* [Given request]
Scan the material and copy every line in which "bahwa" appears.

* [Extracted material]
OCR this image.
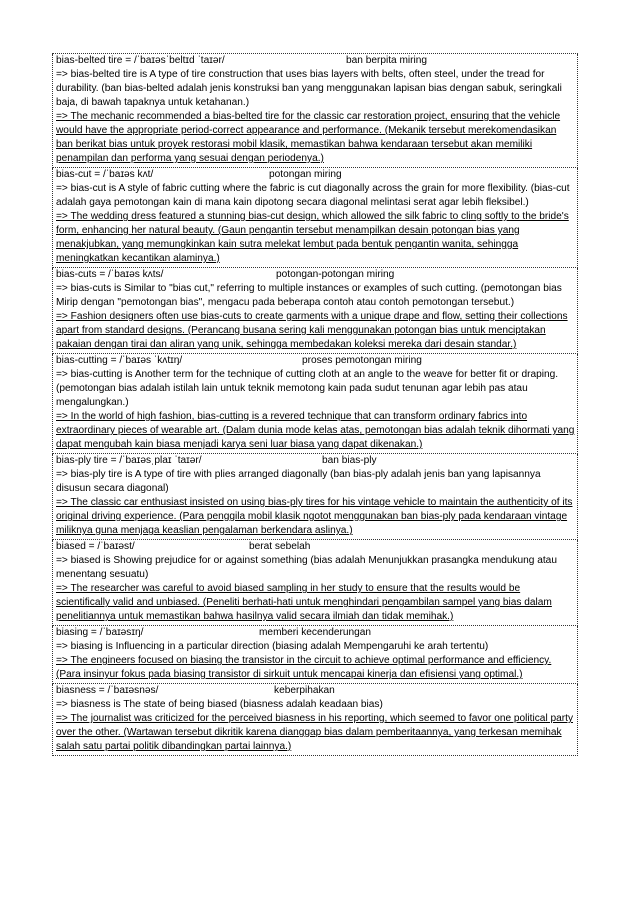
bias-belted tire = /ˈbaɪəsˈbeltɪd ˈtaɪər/	ban berpita miring
=> bias-belted tire is A type of tire construction that uses bias layers with belts, often steel, under the tread for durability. (ban bias-belted adalah jenis konstruksi ban yang menggunakan lapisan bias dengan sabuk, seringkali baja, di bawah tapaknya untuk ketahanan.)
=> The mechanic recommended a bias-belted tire for the classic car restoration project, ensuring that the vehicle would have the appropriate period-correct appearance and performance. (Mekanik tersebut merekomendasikan ban berikat bias untuk proyek restorasi mobil klasik, memastikan bahwa kendaraan tersebut akan memiliki penampilan dan performa yang sesuai dengan periodenya.)
bias-cut = /ˈbaɪəs kʌt/	potongan miring
=> bias-cut is A style of fabric cutting where the fabric is cut diagonally across the grain for more flexibility. (bias-cut adalah gaya pemotongan kain di mana kain dipotong secara diagonal melintasi serat agar lebih fleksibel.)
=> The wedding dress featured a stunning bias-cut design, which allowed the silk fabric to cling softly to the bride's form, enhancing her natural beauty. (Gaun pengantin tersebut menampilkan desain potongan bias yang menakjubkan, yang memungkinkan kain sutra melekat lembut pada bentuk pengantin wanita, sehingga meningkatkan kecantikan alaminya.)
bias-cuts = /ˈbaɪəs kʌts/	potongan-potongan miring
=> bias-cuts is Similar to "bias cut," referring to multiple instances or examples of such cutting. (pemotongan bias Mirip dengan "pemotongan bias", mengacu pada beberapa contoh atau contoh pemotongan tersebut.)
=> Fashion designers often use bias-cuts to create garments with a unique drape and flow, setting their collections apart from standard designs. (Perancang busana sering kali menggunakan potongan bias untuk menciptakan pakaian dengan tirai dan aliran yang unik, sehingga membedakan koleksi mereka dari desain standar.)
bias-cutting = /ˈbaɪəs ˈkʌtɪŋ/	proses pemotongan miring
=> bias-cutting is Another term for the technique of cutting cloth at an angle to the weave for better fit or draping. (pemotongan bias adalah istilah lain untuk teknik memotong kain pada sudut tenunan agar lebih pas atau mengalungkan.)
=> In the world of high fashion, bias-cutting is a revered technique that can transform ordinary fabrics into extraordinary pieces of wearable art. (Dalam dunia mode kelas atas, pemotongan bias adalah teknik dihormati yang dapat mengubah kain biasa menjadi karya seni luar biasa yang dapat dikenakan.)
bias-ply tire = /ˈbaɪəsˌplaɪ ˈtaɪər/	ban bias-ply
=> bias-ply tire is A type of tire with plies arranged diagonally (ban bias-ply adalah jenis ban yang lapisannya disusun secara diagonal)
=> The classic car enthusiast insisted on using bias-ply tires for his vintage vehicle to maintain the authenticity of its original driving experience. (Para penggila mobil klasik ngotot menggunakan ban bias-ply pada kendaraan vintage miliknya guna menjaga keaslian pengalaman berkendara aslinya.)
biased = /ˈbaɪəst/	berat sebelah
=> biased is Showing prejudice for or against something (bias adalah Menunjukkan prasangka mendukung atau menentang sesuatu)
=> The researcher was careful to avoid biased sampling in her study to ensure that the results would be scientifically valid and unbiased. (Peneliti berhati-hati untuk menghindari pengambilan sampel yang bias dalam penelitiannya untuk memastikan bahwa hasilnya valid secara ilmiah dan tidak memihak.)
biasing = /ˈbaɪəsɪŋ/	memberi kecenderungan
=> biasing is Influencing in a particular direction (biasing adalah Mempengaruhi ke arah tertentu)
=> The engineers focused on biasing the transistor in the circuit to achieve optimal performance and efficiency. (Para insinyur fokus pada biasing transistor di sirkuit untuk mencapai kinerja dan efisiensi yang optimal.)
biasness = /ˈbaɪəsnəs/	keberpihakan
=> biasness is The state of being biased (biasness adalah keadaan bias)
=> The journalist was criticized for the perceived biasness in his reporting, which seemed to favor one political party over the other. (Wartawan tersebut dikritik karena dianggap bias dalam pemberitaannya, yang terkesan memihak salah satu partai politik dibandingkan partai lainnya.)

* [Exercise response]
=> The mechanic recommended a bias-belted tire for the classic car restoration project, ensuring that the vehicle would have the appropriate period-correct appearance and performance. (Mekanik tersebut merekomendasikan ban berikat bias untuk proyek restorasi mobil klasik, memastikan bahwa kendaraan tersebut akan memiliki penampilan dan performa yang sesuai dengan periodenya.)
=> The researcher was careful to avoid biased sampling in her study to ensure that the results would be scientifically valid and unbiased. (Peneliti berhati-hati untuk menghindari pengambilan sampel yang bias dalam penelitiannya untuk memastikan bahwa hasilnya valid secara ilmiah dan tidak memihak.)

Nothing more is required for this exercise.